▶ **The task**
An exact repetition of all the entries that follow is required.

(Figure collection entries)
-- -- --
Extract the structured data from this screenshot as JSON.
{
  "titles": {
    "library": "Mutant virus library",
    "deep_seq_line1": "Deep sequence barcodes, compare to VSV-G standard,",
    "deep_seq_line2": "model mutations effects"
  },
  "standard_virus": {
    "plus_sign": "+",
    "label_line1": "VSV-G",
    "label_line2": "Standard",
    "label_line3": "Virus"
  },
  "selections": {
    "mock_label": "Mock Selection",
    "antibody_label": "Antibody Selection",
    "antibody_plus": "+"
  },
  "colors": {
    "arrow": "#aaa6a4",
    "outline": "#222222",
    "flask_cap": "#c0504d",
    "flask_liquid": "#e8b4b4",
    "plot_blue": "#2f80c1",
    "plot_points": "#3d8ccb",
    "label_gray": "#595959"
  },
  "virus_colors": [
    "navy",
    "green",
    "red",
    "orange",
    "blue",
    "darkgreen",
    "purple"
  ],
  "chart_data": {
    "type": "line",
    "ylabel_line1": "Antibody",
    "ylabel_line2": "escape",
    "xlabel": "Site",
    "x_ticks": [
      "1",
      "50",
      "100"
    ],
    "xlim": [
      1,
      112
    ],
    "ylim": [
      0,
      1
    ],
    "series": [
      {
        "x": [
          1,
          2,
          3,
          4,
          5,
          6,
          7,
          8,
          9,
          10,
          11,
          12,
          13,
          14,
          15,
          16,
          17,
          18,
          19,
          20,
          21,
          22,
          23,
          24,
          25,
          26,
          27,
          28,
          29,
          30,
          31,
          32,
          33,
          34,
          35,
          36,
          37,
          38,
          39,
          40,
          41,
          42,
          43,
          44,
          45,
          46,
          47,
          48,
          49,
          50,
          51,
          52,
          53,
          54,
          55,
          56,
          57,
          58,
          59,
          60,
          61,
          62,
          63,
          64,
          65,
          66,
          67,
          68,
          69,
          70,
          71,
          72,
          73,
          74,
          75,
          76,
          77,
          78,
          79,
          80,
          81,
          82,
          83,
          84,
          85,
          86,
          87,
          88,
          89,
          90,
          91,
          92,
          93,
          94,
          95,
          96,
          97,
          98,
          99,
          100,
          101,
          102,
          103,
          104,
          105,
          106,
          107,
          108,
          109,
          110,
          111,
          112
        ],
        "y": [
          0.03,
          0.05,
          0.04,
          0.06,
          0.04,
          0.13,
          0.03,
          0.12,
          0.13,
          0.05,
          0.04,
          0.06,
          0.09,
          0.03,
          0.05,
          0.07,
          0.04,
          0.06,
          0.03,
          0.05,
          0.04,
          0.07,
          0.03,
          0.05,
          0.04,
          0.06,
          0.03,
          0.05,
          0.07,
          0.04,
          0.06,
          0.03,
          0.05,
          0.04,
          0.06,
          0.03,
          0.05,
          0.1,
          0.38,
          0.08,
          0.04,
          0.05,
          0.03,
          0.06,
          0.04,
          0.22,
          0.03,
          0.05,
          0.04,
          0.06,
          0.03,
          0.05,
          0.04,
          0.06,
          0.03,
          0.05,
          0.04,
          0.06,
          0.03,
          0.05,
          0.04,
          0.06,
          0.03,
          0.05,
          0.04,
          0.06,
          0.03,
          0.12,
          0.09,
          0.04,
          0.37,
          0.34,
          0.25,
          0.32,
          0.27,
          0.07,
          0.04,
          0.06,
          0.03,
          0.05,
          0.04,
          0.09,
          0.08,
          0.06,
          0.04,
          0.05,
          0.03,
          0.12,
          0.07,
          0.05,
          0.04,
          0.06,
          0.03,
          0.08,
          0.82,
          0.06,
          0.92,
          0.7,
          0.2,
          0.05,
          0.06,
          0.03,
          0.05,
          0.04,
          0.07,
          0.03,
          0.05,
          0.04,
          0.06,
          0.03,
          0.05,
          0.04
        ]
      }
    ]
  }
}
-- -- --
▶ **Expected answer**
Extract the structured data from this screenshot as JSON.
{
  "titles": {
    "library": "Mutant virus library",
    "deep_seq_line1": "Deep sequence barcodes, compare to VSV-G standard,",
    "deep_seq_line2": "model mutations effects"
  },
  "standard_virus": {
    "plus_sign": "+",
    "label_line1": "VSV-G",
    "label_line2": "Standard",
    "label_line3": "Virus"
  },
  "selections": {
    "mock_label": "Mock Selection",
    "antibody_label": "Antibody Selection",
    "antibody_plus": "+"
  },
  "colors": {
    "arrow": "#aaa6a4",
    "outline": "#222222",
    "flask_cap": "#c0504d",
    "flask_liquid": "#e8b4b4",
    "plot_blue": "#2f80c1",
    "plot_points": "#3d8ccb",
    "label_gray": "#595959"
  },
  "virus_colors": [
    "navy",
    "green",
    "red",
    "orange",
    "blue",
    "darkgreen",
    "purple"
  ],
  "chart_data": {
    "type": "line",
    "ylabel_line1": "Antibody",
    "ylabel_line2": "escape",
    "xlabel": "Site",
    "x_ticks": [
      "1",
      "50",
      "100"
    ],
    "xlim": [
      1,
      112
    ],
    "ylim": [
      0,
      1
    ],
    "series": [
      {
        "x": [
          1,
          2,
          3,
          4,
          5,
          6,
          7,
          8,
          9,
          10,
          11,
          12,
          13,
          14,
          15,
          16,
          17,
          18,
          19,
          20,
          21,
          22,
          23,
          24,
          25,
          26,
          27,
          28,
          29,
          30,
          31,
          32,
          33,
          34,
          35,
          36,
          37,
          38,
          39,
          40,
          41,
          42,
          43,
          44,
          45,
          46,
          47,
          48,
          49,
          50,
          51,
          52,
          53,
          54,
          55,
          56,
          57,
          58,
          59,
          60,
          61,
          62,
          63,
          64,
          65,
          66,
          67,
          68,
          69,
          70,
          71,
          72,
          73,
          74,
          75,
          76,
          77,
          78,
          79,
          80,
          81,
          82,
          83,
          84,
          85,
          86,
          87,
          88,
          89,
          90,
          91,
          92,
          93,
          94,
          95,
          96,
          97,
          98,
          99,
          100,
          101,
          102,
          103,
          104,
          105,
          106,
          107,
          108,
          109,
          110,
          111,
          112
        ],
        "y": [
          0.03,
          0.05,
          0.04,
          0.06,
          0.04,
          0.13,
          0.03,
          0.12,
          0.13,
          0.05,
          0.04,
          0.06,
          0.09,
          0.03,
          0.05,
          0.07,
          0.04,
          0.06,
          0.03,
          0.05,
          0.04,
          0.07,
          0.03,
          0.05,
          0.04,
          0.06,
          0.03,
          0.05,
          0.07,
          0.04,
          0.06,
          0.03,
          0.05,
          0.04,
          0.06,
          0.03,
          0.05,
          0.1,
          0.38,
          0.08,
          0.04,
          0.05,
          0.03,
          0.06,
          0.04,
          0.22,
          0.03,
          0.05,
          0.04,
          0.06,
          0.03,
          0.05,
          0.04,
          0.06,
          0.03,
          0.05,
          0.04,
          0.06,
          0.03,
          0.05,
          0.04,
          0.06,
          0.03,
          0.05,
          0.04,
          0.06,
          0.03,
          0.12,
          0.09,
          0.04,
          0.37,
          0.34,
          0.25,
          0.32,
          0.27,
          0.07,
          0.04,
          0.06,
          0.03,
          0.05,
          0.04,
          0.09,
          0.08,
          0.06,
          0.04,
          0.05,
          0.03,
          0.12,
          0.07,
          0.05,
          0.04,
          0.06,
          0.03,
          0.08,
          0.82,
          0.06,
          0.92,
          0.7,
          0.2,
          0.05,
          0.06,
          0.03,
          0.05,
          0.04,
          0.07,
          0.03,
          0.05,
          0.04,
          0.06,
          0.03,
          0.05,
          0.04
        ]
      }
    ]
  }
}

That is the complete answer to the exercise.